__PROBLEM TO SOLVE__. Lift out each line of the data that holds "name".
━━━━━ SUPPLIED RECORDS ━━━━━
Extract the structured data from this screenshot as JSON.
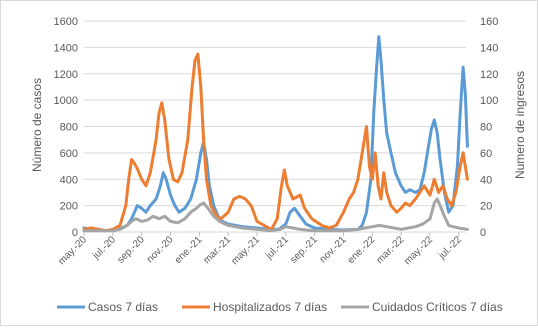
{
  "chart_data": {
    "type": "line",
    "y_left": {
      "label": "Número de casos",
      "range": [
        0,
        1600
      ],
      "ticks": [
        "0",
        "200",
        "400",
        "600",
        "800",
        "1000",
        "1200",
        "1400",
        "1600"
      ]
    },
    "y_right": {
      "label": "Numero de ingresos",
      "range": [
        0,
        160
      ],
      "ticks": [
        "0",
        "20",
        "40",
        "60",
        "80",
        "100",
        "120",
        "140",
        "160"
      ]
    },
    "x_range": [
      0,
      26.5
    ],
    "x_tick_labels": [
      "may.-20",
      "jul.-20",
      "sep.-20",
      "nov.-20",
      "ene.-21",
      "mar.-21",
      "may.-21",
      "jul.-21",
      "sep.-21",
      "nov.-21",
      "ene.-22",
      "mar.-22",
      "may.-22",
      "jul.-22"
    ],
    "x_tick_months": [
      0,
      2,
      4,
      6,
      8,
      10,
      12,
      14,
      16,
      18,
      20,
      22,
      24,
      26
    ],
    "grid": true,
    "legend_position": "bottom",
    "series": [
      {
        "name": "Casos 7 días",
        "axis": "left",
        "color": "#5b9bd5",
        "points": [
          [
            0,
            30
          ],
          [
            0.5,
            20
          ],
          [
            1,
            15
          ],
          [
            1.5,
            10
          ],
          [
            2,
            15
          ],
          [
            2.5,
            25
          ],
          [
            3,
            50
          ],
          [
            3.3,
            100
          ],
          [
            3.5,
            150
          ],
          [
            3.7,
            200
          ],
          [
            4,
            180
          ],
          [
            4.3,
            150
          ],
          [
            4.6,
            200
          ],
          [
            5,
            250
          ],
          [
            5.3,
            350
          ],
          [
            5.5,
            450
          ],
          [
            5.7,
            400
          ],
          [
            6,
            280
          ],
          [
            6.3,
            200
          ],
          [
            6.6,
            150
          ],
          [
            7,
            180
          ],
          [
            7.4,
            250
          ],
          [
            7.8,
            400
          ],
          [
            8.1,
            600
          ],
          [
            8.3,
            680
          ],
          [
            8.5,
            550
          ],
          [
            8.7,
            350
          ],
          [
            9,
            200
          ],
          [
            9.3,
            120
          ],
          [
            9.6,
            80
          ],
          [
            10,
            60
          ],
          [
            10.5,
            50
          ],
          [
            11,
            40
          ],
          [
            11.5,
            35
          ],
          [
            12,
            30
          ],
          [
            12.5,
            25
          ],
          [
            13,
            20
          ],
          [
            13.5,
            20
          ],
          [
            14,
            60
          ],
          [
            14.3,
            150
          ],
          [
            14.6,
            180
          ],
          [
            15,
            120
          ],
          [
            15.4,
            60
          ],
          [
            16,
            30
          ],
          [
            17,
            20
          ],
          [
            18,
            15
          ],
          [
            19,
            20
          ],
          [
            19.3,
            50
          ],
          [
            19.6,
            150
          ],
          [
            19.9,
            400
          ],
          [
            20.1,
            900
          ],
          [
            20.3,
            1250
          ],
          [
            20.45,
            1480
          ],
          [
            20.6,
            1300
          ],
          [
            20.8,
            1000
          ],
          [
            21,
            750
          ],
          [
            21.3,
            600
          ],
          [
            21.6,
            450
          ],
          [
            22,
            350
          ],
          [
            22.3,
            300
          ],
          [
            22.6,
            320
          ],
          [
            23,
            300
          ],
          [
            23.3,
            320
          ],
          [
            23.6,
            450
          ],
          [
            23.9,
            650
          ],
          [
            24.1,
            780
          ],
          [
            24.3,
            850
          ],
          [
            24.5,
            750
          ],
          [
            24.7,
            550
          ],
          [
            25,
            300
          ],
          [
            25.3,
            150
          ],
          [
            25.6,
            200
          ],
          [
            25.9,
            500
          ],
          [
            26.1,
            900
          ],
          [
            26.3,
            1250
          ],
          [
            26.45,
            1050
          ],
          [
            26.6,
            650
          ]
        ]
      },
      {
        "name": "Hospitalizados 7 días",
        "axis": "right",
        "color": "#ed7d31",
        "points": [
          [
            0,
            2
          ],
          [
            0.5,
            3
          ],
          [
            1,
            2
          ],
          [
            1.5,
            1
          ],
          [
            2,
            2
          ],
          [
            2.5,
            5
          ],
          [
            2.9,
            20
          ],
          [
            3.1,
            40
          ],
          [
            3.3,
            55
          ],
          [
            3.5,
            52
          ],
          [
            3.7,
            48
          ],
          [
            4,
            40
          ],
          [
            4.3,
            35
          ],
          [
            4.6,
            45
          ],
          [
            5,
            70
          ],
          [
            5.2,
            90
          ],
          [
            5.4,
            98
          ],
          [
            5.6,
            85
          ],
          [
            5.9,
            55
          ],
          [
            6.2,
            40
          ],
          [
            6.5,
            38
          ],
          [
            6.8,
            45
          ],
          [
            7.2,
            70
          ],
          [
            7.5,
            110
          ],
          [
            7.7,
            130
          ],
          [
            7.9,
            135
          ],
          [
            8.1,
            110
          ],
          [
            8.3,
            70
          ],
          [
            8.5,
            40
          ],
          [
            8.8,
            20
          ],
          [
            9.2,
            12
          ],
          [
            9.5,
            10
          ],
          [
            10,
            15
          ],
          [
            10.4,
            25
          ],
          [
            10.8,
            27
          ],
          [
            11.2,
            25
          ],
          [
            11.6,
            20
          ],
          [
            12,
            8
          ],
          [
            12.5,
            5
          ],
          [
            13,
            2
          ],
          [
            13.4,
            10
          ],
          [
            13.7,
            35
          ],
          [
            13.9,
            47
          ],
          [
            14.1,
            35
          ],
          [
            14.5,
            25
          ],
          [
            15,
            28
          ],
          [
            15.3,
            18
          ],
          [
            15.8,
            10
          ],
          [
            16.5,
            5
          ],
          [
            17,
            3
          ],
          [
            17.5,
            5
          ],
          [
            18,
            15
          ],
          [
            18.4,
            25
          ],
          [
            18.7,
            30
          ],
          [
            19,
            40
          ],
          [
            19.3,
            60
          ],
          [
            19.6,
            80
          ],
          [
            19.8,
            50
          ],
          [
            20,
            40
          ],
          [
            20.2,
            60
          ],
          [
            20.4,
            35
          ],
          [
            20.6,
            25
          ],
          [
            20.8,
            45
          ],
          [
            21,
            30
          ],
          [
            21.3,
            20
          ],
          [
            21.7,
            15
          ],
          [
            22,
            18
          ],
          [
            22.3,
            22
          ],
          [
            22.6,
            20
          ],
          [
            23,
            25
          ],
          [
            23.3,
            30
          ],
          [
            23.6,
            35
          ],
          [
            24,
            28
          ],
          [
            24.3,
            40
          ],
          [
            24.6,
            30
          ],
          [
            24.9,
            35
          ],
          [
            25.2,
            25
          ],
          [
            25.5,
            20
          ],
          [
            25.8,
            30
          ],
          [
            26.1,
            50
          ],
          [
            26.3,
            60
          ],
          [
            26.45,
            50
          ],
          [
            26.6,
            40
          ]
        ]
      },
      {
        "name": "Cuidados Críticos 7 días",
        "axis": "right",
        "color": "#a5a5a5",
        "points": [
          [
            0,
            1
          ],
          [
            1,
            1
          ],
          [
            2,
            1
          ],
          [
            2.5,
            2
          ],
          [
            3,
            5
          ],
          [
            3.3,
            8
          ],
          [
            3.6,
            10
          ],
          [
            4,
            8
          ],
          [
            4.4,
            9
          ],
          [
            4.8,
            12
          ],
          [
            5.2,
            10
          ],
          [
            5.6,
            12
          ],
          [
            6,
            8
          ],
          [
            6.5,
            7
          ],
          [
            7,
            10
          ],
          [
            7.4,
            15
          ],
          [
            7.8,
            18
          ],
          [
            8.1,
            21
          ],
          [
            8.3,
            22
          ],
          [
            8.6,
            18
          ],
          [
            9,
            12
          ],
          [
            9.4,
            8
          ],
          [
            10,
            5
          ],
          [
            11,
            3
          ],
          [
            12,
            2
          ],
          [
            13,
            1
          ],
          [
            13.6,
            2
          ],
          [
            14,
            4
          ],
          [
            14.5,
            3
          ],
          [
            15,
            2
          ],
          [
            16,
            1
          ],
          [
            17,
            1
          ],
          [
            18,
            1
          ],
          [
            19,
            2
          ],
          [
            19.5,
            3
          ],
          [
            20,
            4
          ],
          [
            20.5,
            5
          ],
          [
            21,
            4
          ],
          [
            21.5,
            3
          ],
          [
            22,
            2
          ],
          [
            22.5,
            3
          ],
          [
            23,
            4
          ],
          [
            23.5,
            6
          ],
          [
            24,
            10
          ],
          [
            24.3,
            22
          ],
          [
            24.5,
            25
          ],
          [
            24.7,
            20
          ],
          [
            25,
            12
          ],
          [
            25.3,
            5
          ],
          [
            25.6,
            4
          ],
          [
            26,
            3
          ],
          [
            26.6,
            2
          ]
        ]
      }
    ]
  }
}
━━━━━
__COMPLETE OUTPUT__.
        "name": "Casos 7 días",
        "name": "Hospitalizados 7 días",
        "name": "Cuidados Críticos 7 días",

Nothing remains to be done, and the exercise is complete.